<<<<

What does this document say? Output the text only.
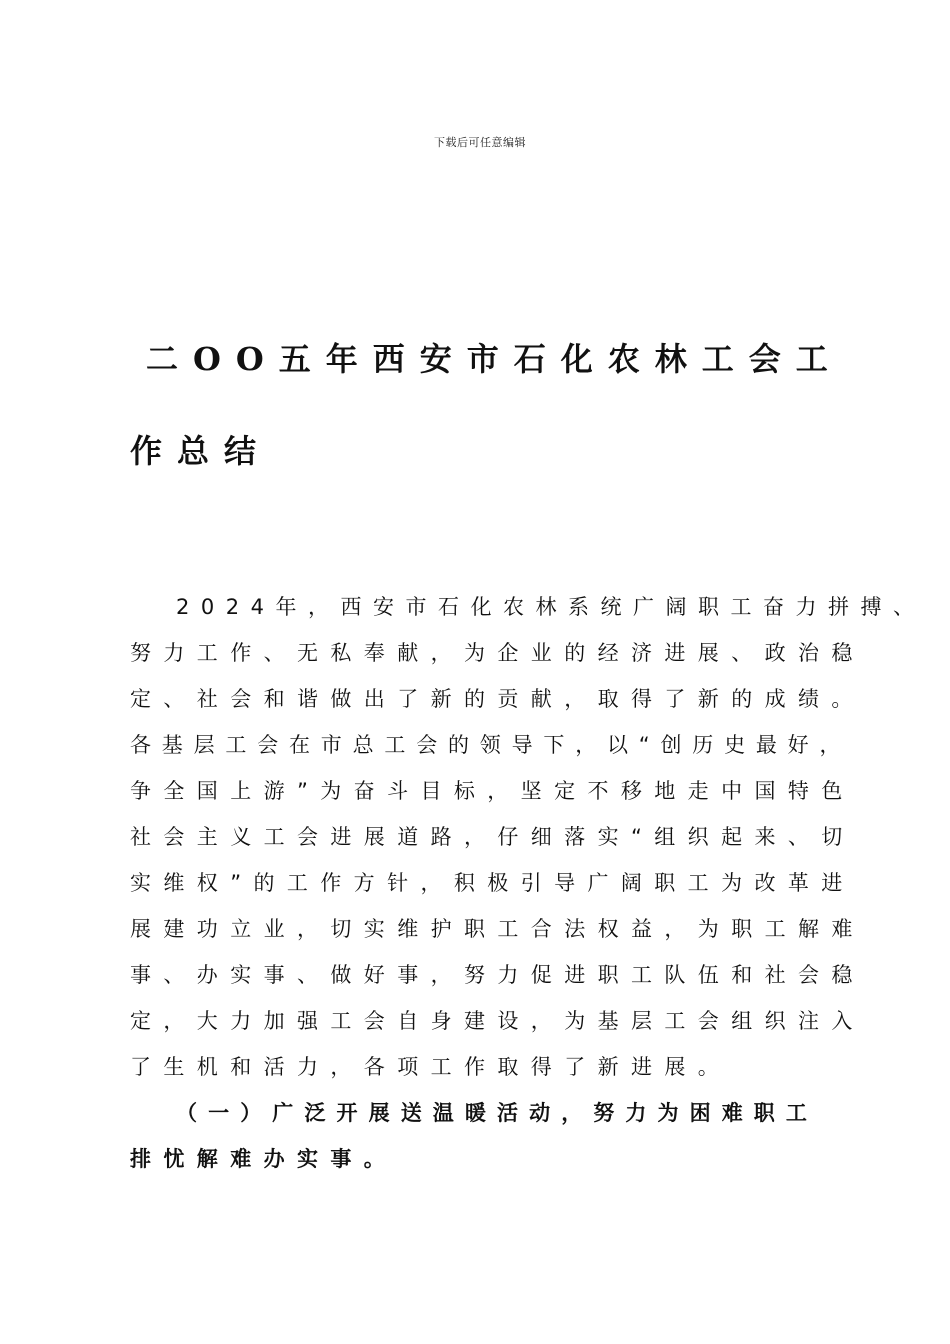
下载后可任意编辑
二OO五年西安市石化农林工会工
作总结
2024年，西安市石化农林系统广阔职工奋力拼搏、
努力工作、无私奉献，为企业的经济进展、政治稳
定、社会和谐做出了新的贡献，取得了新的成绩。
各基层工会在市总工会的领导下，以“创历史最好，
争全国上游”为奋斗目标，坚定不移地走中国特色
社会主义工会进展道路，仔细落实“组织起来、切
实维权”的工作方针，积极引导广阔职工为改革进
展建功立业，切实维护职工合法权益，为职工解难
事、办实事、做好事，努力促进职工队伍和社会稳
定，大力加强工会自身建设，为基层工会组织注入
了生机和活力，各项工作取得了新进展。
（一）广泛开展送温暖活动，努力为困难职工
排忧解难办实事。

>>>>

EXERCISE PROMPT:
A faithful copy of the records above is needed, with the pictures left out.

COMPLETE ANSWER:
What does this document say? Output the text only.
下载后可任意编辑
二OO五年西安市石化农林工会工
作总结
2024年，西安市石化农林系统广阔职工奋力拼搏、
努力工作、无私奉献，为企业的经济进展、政治稳
定、社会和谐做出了新的贡献，取得了新的成绩。
各基层工会在市总工会的领导下，以“创历史最好，
争全国上游”为奋斗目标，坚定不移地走中国特色
社会主义工会进展道路，仔细落实“组织起来、切
实维权”的工作方针，积极引导广阔职工为改革进
展建功立业，切实维护职工合法权益，为职工解难
事、办实事、做好事，努力促进职工队伍和社会稳
定，大力加强工会自身建设，为基层工会组织注入
了生机和活力，各项工作取得了新进展。
（一）广泛开展送温暖活动，努力为困难职工
排忧解难办实事。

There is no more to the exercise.